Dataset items

.....

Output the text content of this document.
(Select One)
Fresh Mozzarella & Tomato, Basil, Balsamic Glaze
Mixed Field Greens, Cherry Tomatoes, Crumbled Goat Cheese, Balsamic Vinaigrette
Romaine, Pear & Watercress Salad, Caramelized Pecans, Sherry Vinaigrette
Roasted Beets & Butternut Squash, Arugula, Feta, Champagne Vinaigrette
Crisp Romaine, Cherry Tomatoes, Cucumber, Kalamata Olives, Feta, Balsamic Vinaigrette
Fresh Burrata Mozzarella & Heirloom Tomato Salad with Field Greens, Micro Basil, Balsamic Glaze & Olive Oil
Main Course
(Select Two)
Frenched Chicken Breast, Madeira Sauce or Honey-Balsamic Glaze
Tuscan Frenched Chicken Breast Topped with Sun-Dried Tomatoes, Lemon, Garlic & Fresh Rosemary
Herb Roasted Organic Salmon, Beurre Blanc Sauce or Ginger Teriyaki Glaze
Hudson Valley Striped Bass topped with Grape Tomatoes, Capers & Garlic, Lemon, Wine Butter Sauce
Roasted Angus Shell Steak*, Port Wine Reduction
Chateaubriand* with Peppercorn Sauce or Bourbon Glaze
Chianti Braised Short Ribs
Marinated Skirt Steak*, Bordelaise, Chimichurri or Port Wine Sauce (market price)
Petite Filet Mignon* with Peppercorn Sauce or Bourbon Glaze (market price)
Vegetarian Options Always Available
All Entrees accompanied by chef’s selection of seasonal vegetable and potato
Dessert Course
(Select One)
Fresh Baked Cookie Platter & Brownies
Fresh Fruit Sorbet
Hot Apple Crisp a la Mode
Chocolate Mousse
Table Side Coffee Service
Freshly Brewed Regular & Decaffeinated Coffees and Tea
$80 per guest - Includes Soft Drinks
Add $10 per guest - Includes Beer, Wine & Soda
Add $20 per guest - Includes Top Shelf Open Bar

.....

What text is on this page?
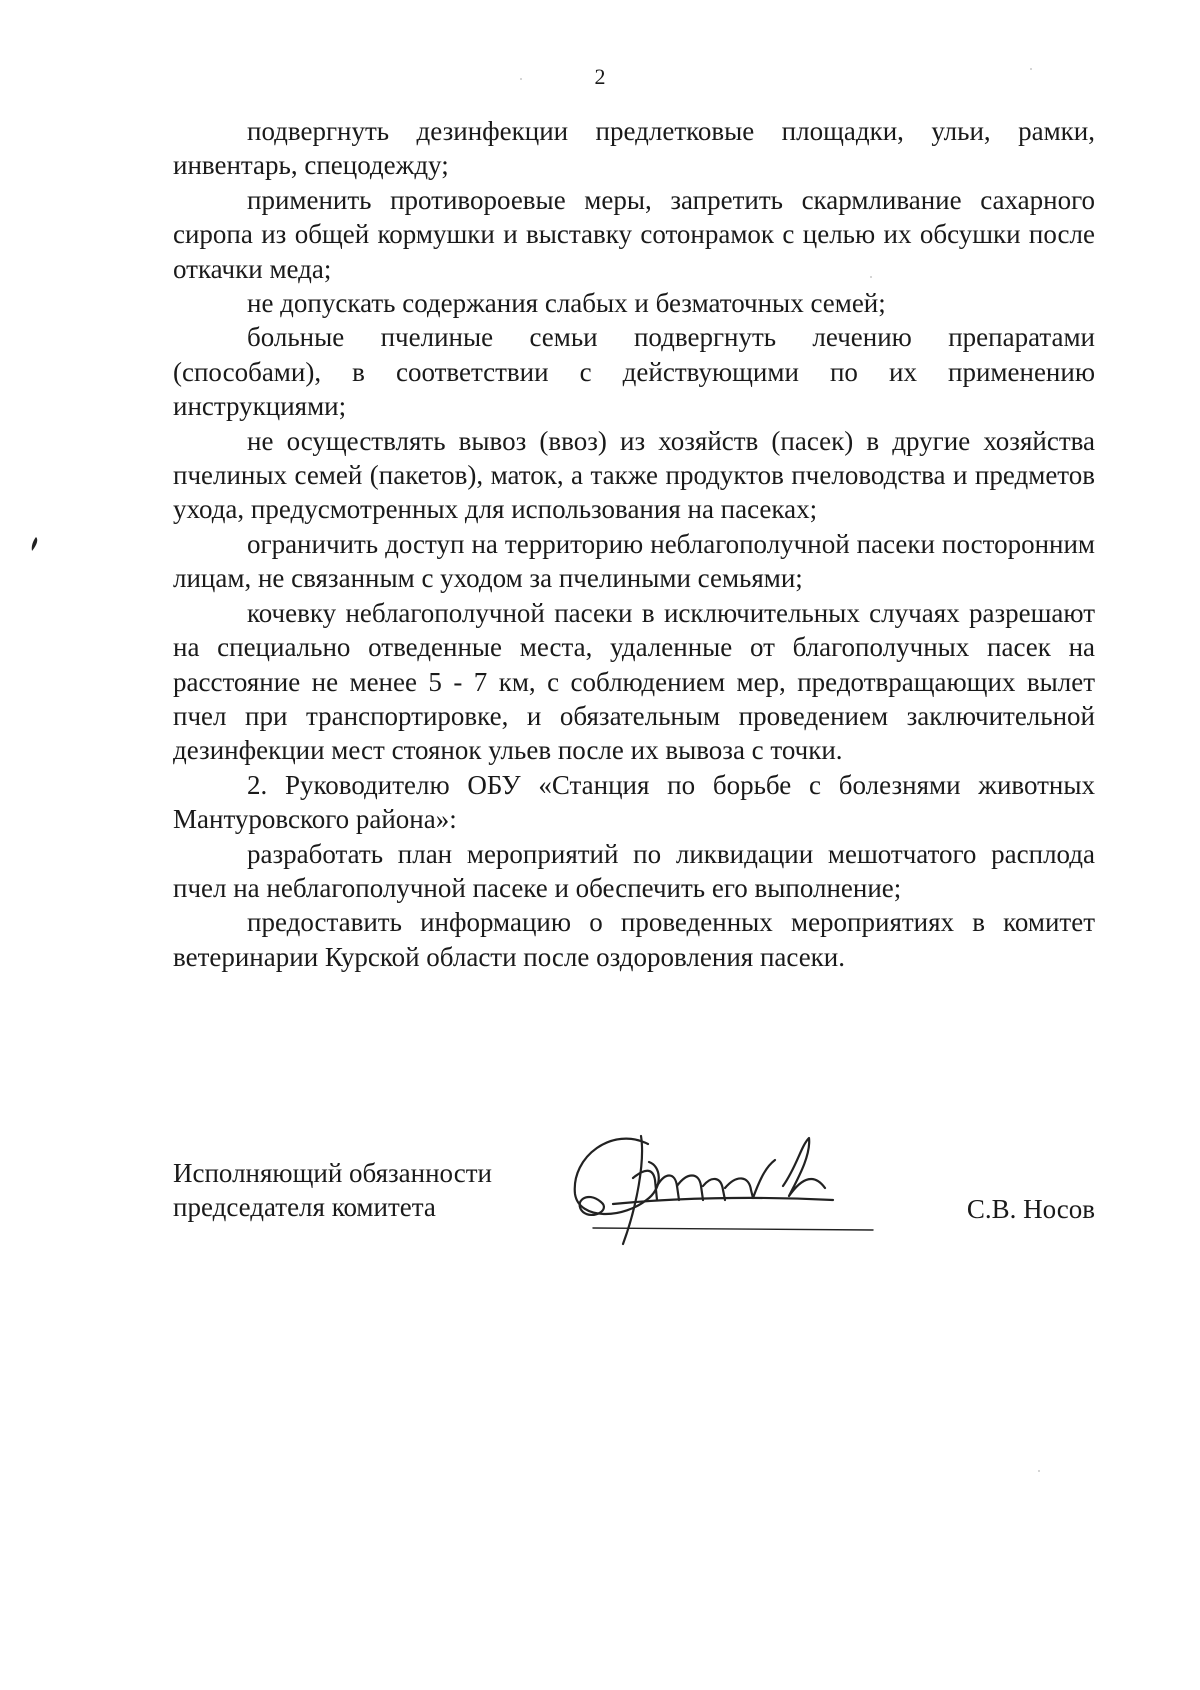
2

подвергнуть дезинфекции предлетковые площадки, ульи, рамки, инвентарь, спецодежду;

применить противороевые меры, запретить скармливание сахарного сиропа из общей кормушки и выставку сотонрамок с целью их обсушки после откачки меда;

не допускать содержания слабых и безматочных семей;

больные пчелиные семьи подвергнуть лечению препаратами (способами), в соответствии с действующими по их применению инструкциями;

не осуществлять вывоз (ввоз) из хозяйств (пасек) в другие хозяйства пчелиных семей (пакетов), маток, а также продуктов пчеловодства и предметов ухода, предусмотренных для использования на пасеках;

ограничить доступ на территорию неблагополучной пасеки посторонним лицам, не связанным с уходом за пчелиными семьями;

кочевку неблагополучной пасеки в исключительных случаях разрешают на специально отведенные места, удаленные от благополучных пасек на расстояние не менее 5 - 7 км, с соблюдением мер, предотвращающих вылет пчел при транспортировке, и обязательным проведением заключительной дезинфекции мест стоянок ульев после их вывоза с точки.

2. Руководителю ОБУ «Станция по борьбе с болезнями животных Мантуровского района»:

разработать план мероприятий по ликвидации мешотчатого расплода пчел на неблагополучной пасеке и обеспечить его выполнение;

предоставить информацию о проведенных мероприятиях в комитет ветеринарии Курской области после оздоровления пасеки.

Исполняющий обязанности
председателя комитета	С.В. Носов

.....

Return each line in the records that holds the string "Greens".

Mixed Field Greens, Cherry Tomatoes, Crumbled Goat Cheese, Balsamic Vinaigrette
Fresh Burrata Mozzarella & Heirloom Tomato Salad with Field Greens, Micro Basil, Balsamic Glaze & Olive Oil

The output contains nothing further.